═════ RECORDS SUPPLIED ═════

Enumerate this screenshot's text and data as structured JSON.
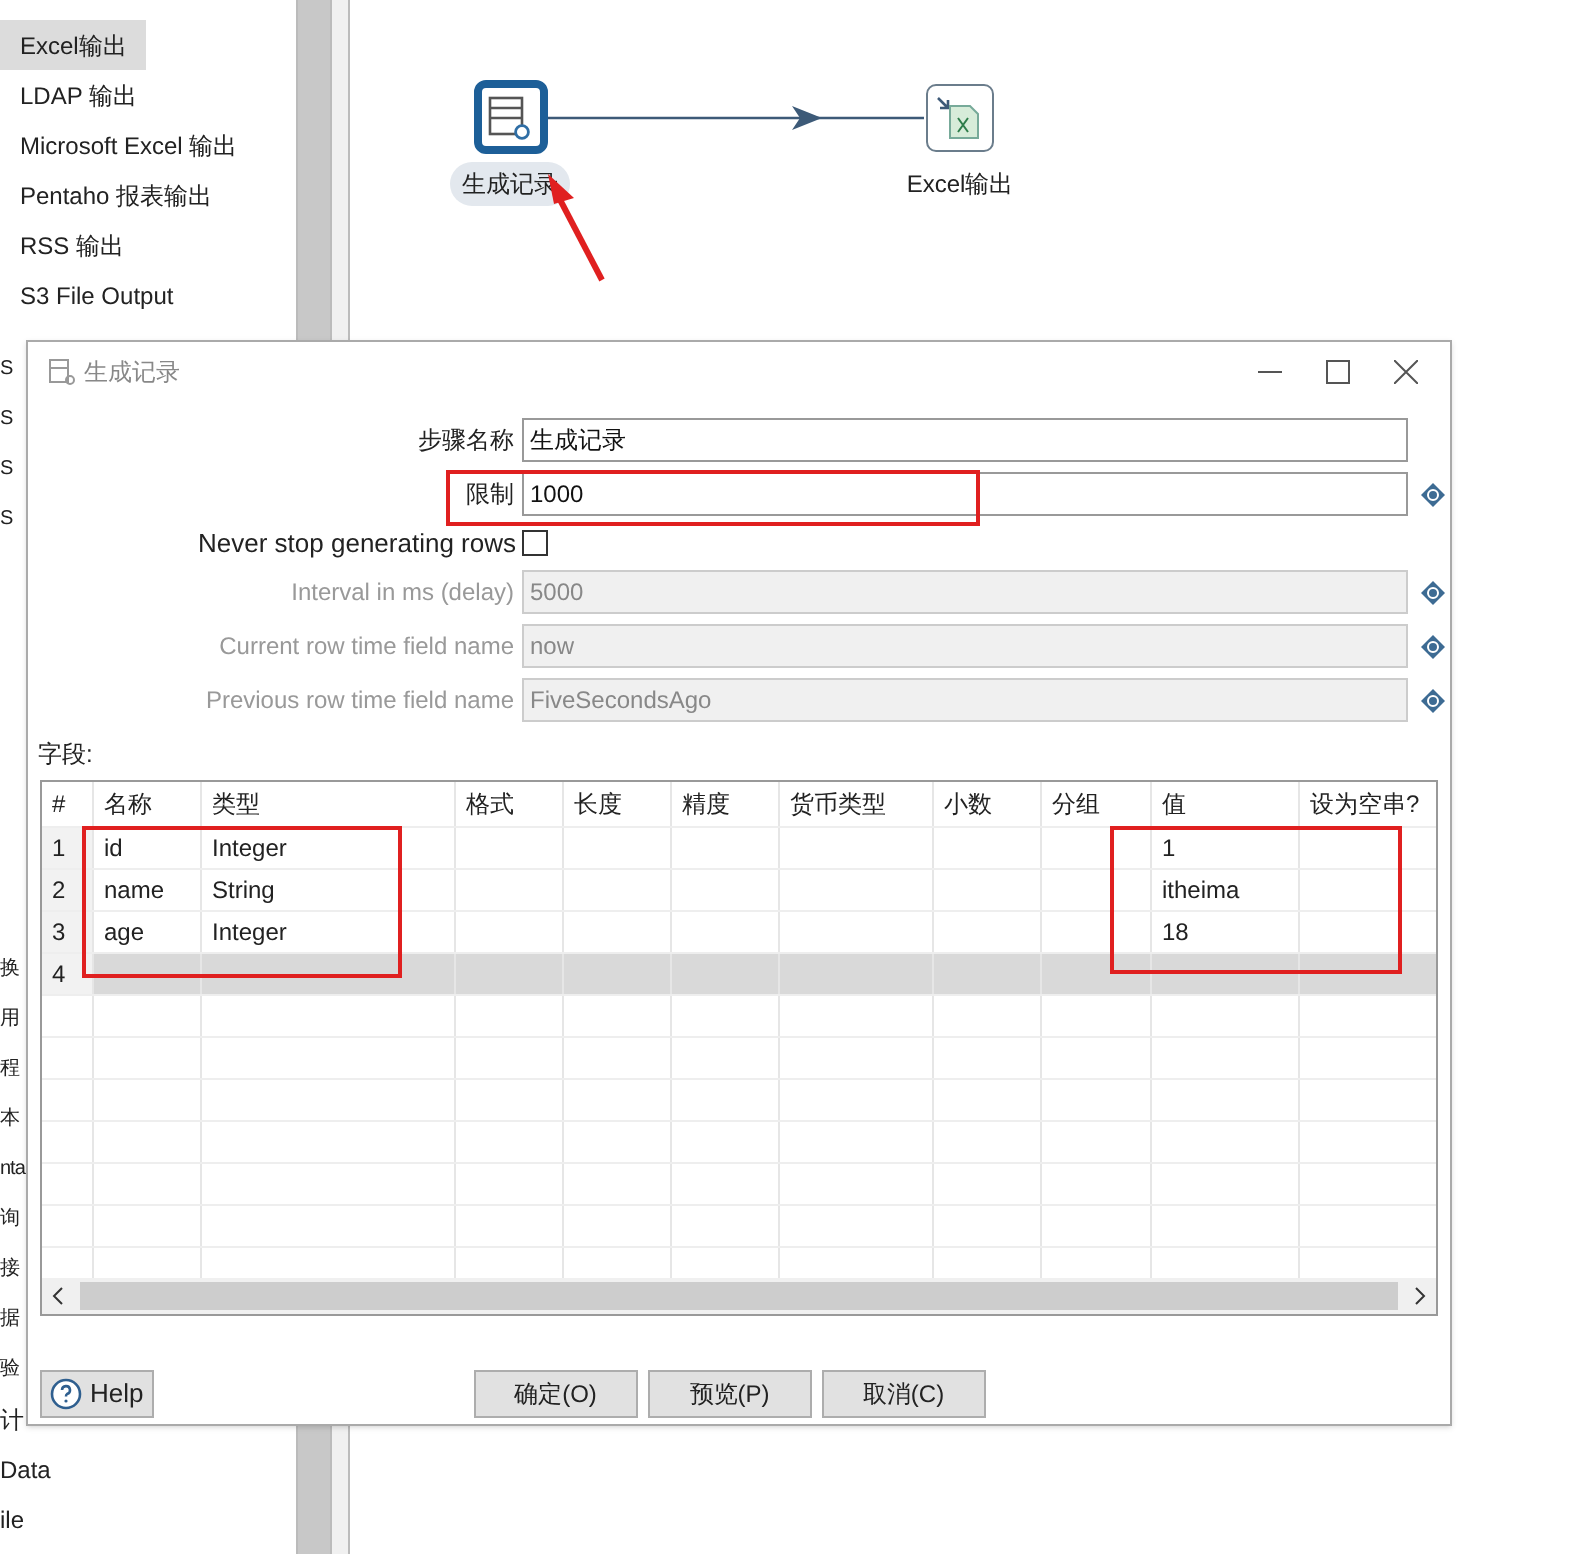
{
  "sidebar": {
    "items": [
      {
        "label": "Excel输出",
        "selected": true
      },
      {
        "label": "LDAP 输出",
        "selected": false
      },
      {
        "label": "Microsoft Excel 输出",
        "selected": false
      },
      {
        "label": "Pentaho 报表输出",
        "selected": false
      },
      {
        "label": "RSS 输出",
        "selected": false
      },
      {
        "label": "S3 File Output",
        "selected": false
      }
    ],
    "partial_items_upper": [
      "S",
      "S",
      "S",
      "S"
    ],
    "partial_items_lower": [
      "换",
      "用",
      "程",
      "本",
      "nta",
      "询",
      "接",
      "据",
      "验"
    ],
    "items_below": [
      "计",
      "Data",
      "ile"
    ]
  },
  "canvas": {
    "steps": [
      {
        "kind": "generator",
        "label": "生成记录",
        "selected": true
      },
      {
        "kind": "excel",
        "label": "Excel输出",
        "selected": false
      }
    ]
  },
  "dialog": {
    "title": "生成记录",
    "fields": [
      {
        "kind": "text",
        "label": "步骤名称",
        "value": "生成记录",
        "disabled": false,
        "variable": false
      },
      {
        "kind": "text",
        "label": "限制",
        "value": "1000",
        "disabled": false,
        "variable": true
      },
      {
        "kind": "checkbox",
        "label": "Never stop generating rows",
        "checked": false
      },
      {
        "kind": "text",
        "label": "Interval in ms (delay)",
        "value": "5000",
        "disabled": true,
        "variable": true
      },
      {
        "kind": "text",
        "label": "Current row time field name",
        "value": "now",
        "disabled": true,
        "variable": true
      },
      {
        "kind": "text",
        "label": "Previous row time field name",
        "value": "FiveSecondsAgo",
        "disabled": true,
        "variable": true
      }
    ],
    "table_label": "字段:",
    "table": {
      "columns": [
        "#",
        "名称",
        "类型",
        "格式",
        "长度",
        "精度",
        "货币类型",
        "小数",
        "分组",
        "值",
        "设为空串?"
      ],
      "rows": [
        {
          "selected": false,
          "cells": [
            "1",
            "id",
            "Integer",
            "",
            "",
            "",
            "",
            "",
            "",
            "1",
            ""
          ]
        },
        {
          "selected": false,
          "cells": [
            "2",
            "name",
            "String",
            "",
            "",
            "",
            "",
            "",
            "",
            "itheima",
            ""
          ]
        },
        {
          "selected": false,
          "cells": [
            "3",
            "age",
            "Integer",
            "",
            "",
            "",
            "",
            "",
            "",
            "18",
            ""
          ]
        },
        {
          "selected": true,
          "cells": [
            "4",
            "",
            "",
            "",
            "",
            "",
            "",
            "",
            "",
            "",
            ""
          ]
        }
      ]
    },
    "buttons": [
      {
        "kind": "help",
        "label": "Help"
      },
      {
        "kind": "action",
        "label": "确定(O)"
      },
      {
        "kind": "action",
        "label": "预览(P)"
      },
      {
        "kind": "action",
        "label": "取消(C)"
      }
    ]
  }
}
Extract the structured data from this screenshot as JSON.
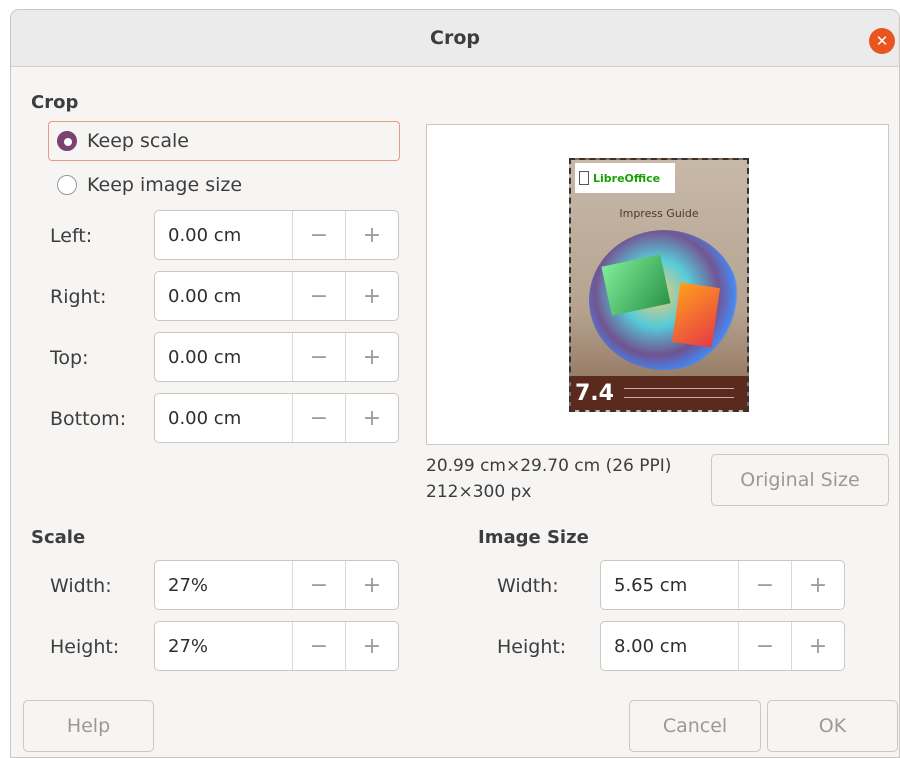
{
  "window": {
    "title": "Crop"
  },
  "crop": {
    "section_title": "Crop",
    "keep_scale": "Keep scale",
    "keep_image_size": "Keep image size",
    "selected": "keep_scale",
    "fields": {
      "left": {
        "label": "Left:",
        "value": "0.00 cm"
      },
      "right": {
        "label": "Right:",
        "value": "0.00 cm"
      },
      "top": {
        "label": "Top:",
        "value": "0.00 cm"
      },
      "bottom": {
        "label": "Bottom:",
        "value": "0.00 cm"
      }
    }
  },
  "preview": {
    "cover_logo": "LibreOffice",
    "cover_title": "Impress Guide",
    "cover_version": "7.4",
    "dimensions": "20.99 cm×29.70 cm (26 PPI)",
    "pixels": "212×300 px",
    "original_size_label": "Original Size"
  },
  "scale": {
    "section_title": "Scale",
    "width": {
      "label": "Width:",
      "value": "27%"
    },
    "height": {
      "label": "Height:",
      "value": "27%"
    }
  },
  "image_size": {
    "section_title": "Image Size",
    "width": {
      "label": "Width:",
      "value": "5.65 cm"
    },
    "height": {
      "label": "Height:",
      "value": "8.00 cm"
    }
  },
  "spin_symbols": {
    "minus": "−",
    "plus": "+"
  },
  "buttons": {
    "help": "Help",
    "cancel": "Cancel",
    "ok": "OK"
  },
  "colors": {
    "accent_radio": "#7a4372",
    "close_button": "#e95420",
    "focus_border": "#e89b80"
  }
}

═════

Exactly the lines from the line containing "Extract the structured" through the last line of the entries above are to be quoted, both included, and nothing else. Pictures are left out.

Extract the structured data from this screenshot as JSON.
{
  "window": {
    "title": "Crop"
  },
  "crop": {
    "section_title": "Crop",
    "keep_scale": "Keep scale",
    "keep_image_size": "Keep image size",
    "selected": "keep_scale",
    "fields": {
      "left": {
        "label": "Left:",
        "value": "0.00 cm"
      },
      "right": {
        "label": "Right:",
        "value": "0.00 cm"
      },
      "top": {
        "label": "Top:",
        "value": "0.00 cm"
      },
      "bottom": {
        "label": "Bottom:",
        "value": "0.00 cm"
      }
    }
  },
  "preview": {
    "cover_logo": "LibreOffice",
    "cover_title": "Impress Guide",
    "cover_version": "7.4",
    "dimensions": "20.99 cm×29.70 cm (26 PPI)",
    "pixels": "212×300 px",
    "original_size_label": "Original Size"
  },
  "scale": {
    "section_title": "Scale",
    "width": {
      "label": "Width:",
      "value": "27%"
    },
    "height": {
      "label": "Height:",
      "value": "27%"
    }
  },
  "image_size": {
    "section_title": "Image Size",
    "width": {
      "label": "Width:",
      "value": "5.65 cm"
    },
    "height": {
      "label": "Height:",
      "value": "8.00 cm"
    }
  },
  "spin_symbols": {
    "minus": "−",
    "plus": "+"
  },
  "buttons": {
    "help": "Help",
    "cancel": "Cancel",
    "ok": "OK"
  },
  "colors": {
    "accent_radio": "#7a4372",
    "close_button": "#e95420",
    "focus_border": "#e89b80"
  }
}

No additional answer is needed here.